→ GIVEN TASK: Change "terminal-line" to "shell-line" throughout the lines from the first one down to the one containing "terminal-line: … +9 lines <box>14 144", and write those lines out again with nothing else altered.

→ SUPPLIED DATA:
>> begin
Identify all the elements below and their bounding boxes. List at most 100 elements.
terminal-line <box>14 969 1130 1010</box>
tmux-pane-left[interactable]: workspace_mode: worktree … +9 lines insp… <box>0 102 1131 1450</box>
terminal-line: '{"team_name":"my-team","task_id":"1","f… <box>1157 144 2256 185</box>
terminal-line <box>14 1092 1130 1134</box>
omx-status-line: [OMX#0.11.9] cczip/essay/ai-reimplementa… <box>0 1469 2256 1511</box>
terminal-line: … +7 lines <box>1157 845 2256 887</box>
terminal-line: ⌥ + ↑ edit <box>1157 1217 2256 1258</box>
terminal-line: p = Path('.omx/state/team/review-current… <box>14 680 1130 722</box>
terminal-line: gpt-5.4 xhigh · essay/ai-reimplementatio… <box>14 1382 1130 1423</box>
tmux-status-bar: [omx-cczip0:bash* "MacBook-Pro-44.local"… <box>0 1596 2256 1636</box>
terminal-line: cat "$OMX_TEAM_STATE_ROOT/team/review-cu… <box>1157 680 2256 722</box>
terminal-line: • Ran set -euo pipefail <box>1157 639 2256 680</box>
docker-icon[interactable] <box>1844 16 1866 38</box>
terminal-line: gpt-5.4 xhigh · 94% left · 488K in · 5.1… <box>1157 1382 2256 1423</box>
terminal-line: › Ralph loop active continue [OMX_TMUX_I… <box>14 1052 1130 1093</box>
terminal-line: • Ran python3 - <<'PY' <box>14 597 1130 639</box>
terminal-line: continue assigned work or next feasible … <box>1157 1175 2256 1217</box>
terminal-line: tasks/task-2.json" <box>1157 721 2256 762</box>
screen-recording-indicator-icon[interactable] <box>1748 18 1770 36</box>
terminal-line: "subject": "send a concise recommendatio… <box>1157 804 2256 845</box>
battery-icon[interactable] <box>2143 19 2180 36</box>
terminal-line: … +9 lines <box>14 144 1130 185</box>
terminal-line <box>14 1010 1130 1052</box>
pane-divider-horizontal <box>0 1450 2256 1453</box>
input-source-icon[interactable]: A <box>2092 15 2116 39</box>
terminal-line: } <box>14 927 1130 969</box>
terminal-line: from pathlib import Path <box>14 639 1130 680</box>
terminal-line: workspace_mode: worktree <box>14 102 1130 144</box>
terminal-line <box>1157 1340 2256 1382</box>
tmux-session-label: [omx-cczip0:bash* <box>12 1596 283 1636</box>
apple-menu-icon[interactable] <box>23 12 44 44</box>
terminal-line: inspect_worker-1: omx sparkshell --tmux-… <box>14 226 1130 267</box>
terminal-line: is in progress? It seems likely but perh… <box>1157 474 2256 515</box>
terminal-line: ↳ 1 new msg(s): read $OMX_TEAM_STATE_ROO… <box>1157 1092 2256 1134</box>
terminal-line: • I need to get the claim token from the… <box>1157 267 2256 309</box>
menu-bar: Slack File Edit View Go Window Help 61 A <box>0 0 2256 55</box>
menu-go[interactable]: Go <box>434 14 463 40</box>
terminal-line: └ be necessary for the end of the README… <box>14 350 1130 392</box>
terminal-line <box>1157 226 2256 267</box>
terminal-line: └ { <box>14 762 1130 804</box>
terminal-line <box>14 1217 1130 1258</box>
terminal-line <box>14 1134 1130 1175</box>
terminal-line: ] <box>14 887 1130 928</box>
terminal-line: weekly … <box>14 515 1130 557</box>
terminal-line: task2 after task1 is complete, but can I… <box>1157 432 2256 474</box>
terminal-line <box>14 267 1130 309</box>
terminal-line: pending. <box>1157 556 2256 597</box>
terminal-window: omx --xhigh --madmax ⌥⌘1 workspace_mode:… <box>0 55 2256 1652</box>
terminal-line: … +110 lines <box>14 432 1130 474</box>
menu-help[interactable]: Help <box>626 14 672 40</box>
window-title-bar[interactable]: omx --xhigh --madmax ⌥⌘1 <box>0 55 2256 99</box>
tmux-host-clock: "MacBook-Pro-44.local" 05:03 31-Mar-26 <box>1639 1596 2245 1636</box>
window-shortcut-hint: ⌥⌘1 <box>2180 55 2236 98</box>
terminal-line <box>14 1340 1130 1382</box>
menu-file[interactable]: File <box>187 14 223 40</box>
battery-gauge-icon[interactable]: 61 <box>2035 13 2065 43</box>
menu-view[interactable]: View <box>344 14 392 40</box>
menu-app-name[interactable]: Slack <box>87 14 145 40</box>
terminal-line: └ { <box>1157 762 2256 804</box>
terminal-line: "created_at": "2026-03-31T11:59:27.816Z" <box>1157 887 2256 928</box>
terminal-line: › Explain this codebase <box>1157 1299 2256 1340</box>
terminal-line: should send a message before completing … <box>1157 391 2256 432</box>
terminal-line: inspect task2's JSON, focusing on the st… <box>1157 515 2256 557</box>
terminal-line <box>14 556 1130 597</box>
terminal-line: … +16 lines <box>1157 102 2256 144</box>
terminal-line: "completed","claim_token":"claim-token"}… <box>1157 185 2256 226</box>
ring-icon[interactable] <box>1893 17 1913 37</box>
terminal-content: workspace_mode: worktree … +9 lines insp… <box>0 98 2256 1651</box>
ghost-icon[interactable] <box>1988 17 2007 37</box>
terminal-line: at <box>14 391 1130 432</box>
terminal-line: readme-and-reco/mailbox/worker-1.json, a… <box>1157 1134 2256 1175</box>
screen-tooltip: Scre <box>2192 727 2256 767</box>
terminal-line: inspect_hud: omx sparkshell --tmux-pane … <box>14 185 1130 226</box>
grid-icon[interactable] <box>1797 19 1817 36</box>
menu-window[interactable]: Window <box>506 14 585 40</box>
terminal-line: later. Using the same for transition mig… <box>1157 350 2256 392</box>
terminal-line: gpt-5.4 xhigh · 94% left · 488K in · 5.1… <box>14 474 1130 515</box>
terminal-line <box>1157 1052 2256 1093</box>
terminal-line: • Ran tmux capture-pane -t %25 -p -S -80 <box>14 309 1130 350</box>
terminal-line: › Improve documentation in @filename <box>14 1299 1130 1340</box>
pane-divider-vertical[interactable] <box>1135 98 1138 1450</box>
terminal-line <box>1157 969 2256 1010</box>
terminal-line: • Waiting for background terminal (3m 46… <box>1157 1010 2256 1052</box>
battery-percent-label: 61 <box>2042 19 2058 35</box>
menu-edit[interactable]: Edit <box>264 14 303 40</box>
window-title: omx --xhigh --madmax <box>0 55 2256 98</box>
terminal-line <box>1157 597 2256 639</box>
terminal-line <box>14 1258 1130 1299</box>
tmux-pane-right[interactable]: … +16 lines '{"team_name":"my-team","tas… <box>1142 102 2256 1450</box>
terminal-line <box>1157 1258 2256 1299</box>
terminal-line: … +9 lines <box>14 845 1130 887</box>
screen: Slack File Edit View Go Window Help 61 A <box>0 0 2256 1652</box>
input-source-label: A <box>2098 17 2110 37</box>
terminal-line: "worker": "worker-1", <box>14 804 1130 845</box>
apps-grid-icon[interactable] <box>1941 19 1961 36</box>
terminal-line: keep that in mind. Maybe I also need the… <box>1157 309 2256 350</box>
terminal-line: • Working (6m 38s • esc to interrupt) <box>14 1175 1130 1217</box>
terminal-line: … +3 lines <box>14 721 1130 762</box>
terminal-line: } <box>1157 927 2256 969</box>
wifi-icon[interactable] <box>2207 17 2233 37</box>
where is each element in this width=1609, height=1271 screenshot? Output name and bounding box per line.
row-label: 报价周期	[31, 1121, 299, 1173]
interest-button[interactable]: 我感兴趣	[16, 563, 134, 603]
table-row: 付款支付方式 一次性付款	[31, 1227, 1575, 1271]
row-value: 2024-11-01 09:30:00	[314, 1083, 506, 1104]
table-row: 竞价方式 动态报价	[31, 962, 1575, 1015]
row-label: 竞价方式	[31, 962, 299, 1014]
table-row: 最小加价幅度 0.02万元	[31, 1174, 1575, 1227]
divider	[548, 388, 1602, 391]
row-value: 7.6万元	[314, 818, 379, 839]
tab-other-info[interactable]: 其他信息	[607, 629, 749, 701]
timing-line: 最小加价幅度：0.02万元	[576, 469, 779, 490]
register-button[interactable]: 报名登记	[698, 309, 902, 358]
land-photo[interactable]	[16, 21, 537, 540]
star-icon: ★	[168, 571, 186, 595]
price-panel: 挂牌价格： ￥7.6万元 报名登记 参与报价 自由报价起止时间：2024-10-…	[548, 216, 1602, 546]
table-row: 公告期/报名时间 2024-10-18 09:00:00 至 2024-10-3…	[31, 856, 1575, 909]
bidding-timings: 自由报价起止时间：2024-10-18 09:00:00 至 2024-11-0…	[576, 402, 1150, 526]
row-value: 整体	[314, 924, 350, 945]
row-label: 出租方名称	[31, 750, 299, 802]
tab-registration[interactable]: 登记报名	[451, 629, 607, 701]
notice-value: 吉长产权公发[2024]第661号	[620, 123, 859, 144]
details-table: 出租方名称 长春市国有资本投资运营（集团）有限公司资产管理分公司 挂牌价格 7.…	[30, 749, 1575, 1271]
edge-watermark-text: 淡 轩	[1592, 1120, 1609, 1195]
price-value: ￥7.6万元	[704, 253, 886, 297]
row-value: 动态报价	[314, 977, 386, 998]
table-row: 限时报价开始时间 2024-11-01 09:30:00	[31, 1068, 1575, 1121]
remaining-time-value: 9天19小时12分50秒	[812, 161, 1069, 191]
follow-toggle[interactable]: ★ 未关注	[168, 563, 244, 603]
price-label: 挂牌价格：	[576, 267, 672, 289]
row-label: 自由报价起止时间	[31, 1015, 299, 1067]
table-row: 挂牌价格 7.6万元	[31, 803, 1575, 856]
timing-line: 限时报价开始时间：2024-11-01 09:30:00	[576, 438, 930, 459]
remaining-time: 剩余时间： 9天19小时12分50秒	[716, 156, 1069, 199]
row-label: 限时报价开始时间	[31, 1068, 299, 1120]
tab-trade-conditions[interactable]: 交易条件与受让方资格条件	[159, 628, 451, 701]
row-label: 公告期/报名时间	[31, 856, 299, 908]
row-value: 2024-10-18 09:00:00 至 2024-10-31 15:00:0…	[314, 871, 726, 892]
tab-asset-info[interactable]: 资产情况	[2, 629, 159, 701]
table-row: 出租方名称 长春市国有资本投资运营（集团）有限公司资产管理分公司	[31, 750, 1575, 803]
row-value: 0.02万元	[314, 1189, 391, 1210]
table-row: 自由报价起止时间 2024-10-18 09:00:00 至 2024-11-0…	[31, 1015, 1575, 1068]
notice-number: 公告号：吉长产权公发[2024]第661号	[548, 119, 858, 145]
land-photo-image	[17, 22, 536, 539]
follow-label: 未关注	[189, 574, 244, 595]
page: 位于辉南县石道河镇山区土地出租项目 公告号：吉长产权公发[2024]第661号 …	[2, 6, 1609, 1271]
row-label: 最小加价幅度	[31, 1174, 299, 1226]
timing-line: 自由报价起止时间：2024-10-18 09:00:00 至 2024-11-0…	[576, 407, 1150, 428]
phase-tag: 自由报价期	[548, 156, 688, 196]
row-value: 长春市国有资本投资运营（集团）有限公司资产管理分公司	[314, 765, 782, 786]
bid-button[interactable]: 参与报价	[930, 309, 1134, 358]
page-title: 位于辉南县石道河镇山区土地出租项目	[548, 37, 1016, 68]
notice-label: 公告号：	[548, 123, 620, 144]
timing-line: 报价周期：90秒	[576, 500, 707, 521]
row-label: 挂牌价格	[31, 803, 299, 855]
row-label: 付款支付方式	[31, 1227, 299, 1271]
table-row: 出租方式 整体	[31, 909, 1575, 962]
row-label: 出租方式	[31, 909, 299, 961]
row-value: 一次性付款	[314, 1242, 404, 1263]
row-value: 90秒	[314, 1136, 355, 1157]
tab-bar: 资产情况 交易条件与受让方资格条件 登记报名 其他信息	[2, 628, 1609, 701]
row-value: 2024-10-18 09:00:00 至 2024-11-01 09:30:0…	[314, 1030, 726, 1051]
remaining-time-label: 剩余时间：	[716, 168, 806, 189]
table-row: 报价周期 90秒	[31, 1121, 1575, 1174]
>> end
→ RESPONSE FOR THIS EXERCISE:
Identify all the elements below and their bounding boxes. List at most 100 elements.
shell-line <box>14 969 1130 1010</box>
tmux-pane-left[interactable]: workspace_mode: worktree … +9 lines insp… <box>0 102 1131 1450</box>
shell-line: '{"team_name":"my-team","task_id":"1","f… <box>1157 144 2256 185</box>
shell-line <box>14 1092 1130 1134</box>
omx-status-line: [OMX#0.11.9] cczip/essay/ai-reimplementa… <box>0 1469 2256 1511</box>
shell-line: … +7 lines <box>1157 845 2256 887</box>
shell-line: ⌥ + ↑ edit <box>1157 1217 2256 1258</box>
shell-line: p = Path('.omx/state/team/review-current… <box>14 680 1130 722</box>
shell-line: gpt-5.4 xhigh · essay/ai-reimplementatio… <box>14 1382 1130 1423</box>
tmux-status-bar: [omx-cczip0:bash* "MacBook-Pro-44.local"… <box>0 1596 2256 1636</box>
shell-line: cat "$OMX_TEAM_STATE_ROOT/team/review-cu… <box>1157 680 2256 722</box>
shell-line: • Ran set -euo pipefail <box>1157 639 2256 680</box>
docker-icon[interactable] <box>1844 16 1866 38</box>
shell-line: gpt-5.4 xhigh · 94% left · 488K in · 5.1… <box>1157 1382 2256 1423</box>
shell-line: › Ralph loop active continue [OMX_TMUX_I… <box>14 1052 1130 1093</box>
shell-line: • Ran python3 - <<'PY' <box>14 597 1130 639</box>
shell-line: continue assigned work or next feasible … <box>1157 1175 2256 1217</box>
shell-line: tasks/task-2.json" <box>1157 721 2256 762</box>
screen-recording-indicator-icon[interactable] <box>1748 18 1770 36</box>
shell-line: "subject": "send a concise recommendatio… <box>1157 804 2256 845</box>
battery-icon[interactable] <box>2143 19 2180 36</box>
shell-line: … +9 lines <box>14 144 1130 185</box>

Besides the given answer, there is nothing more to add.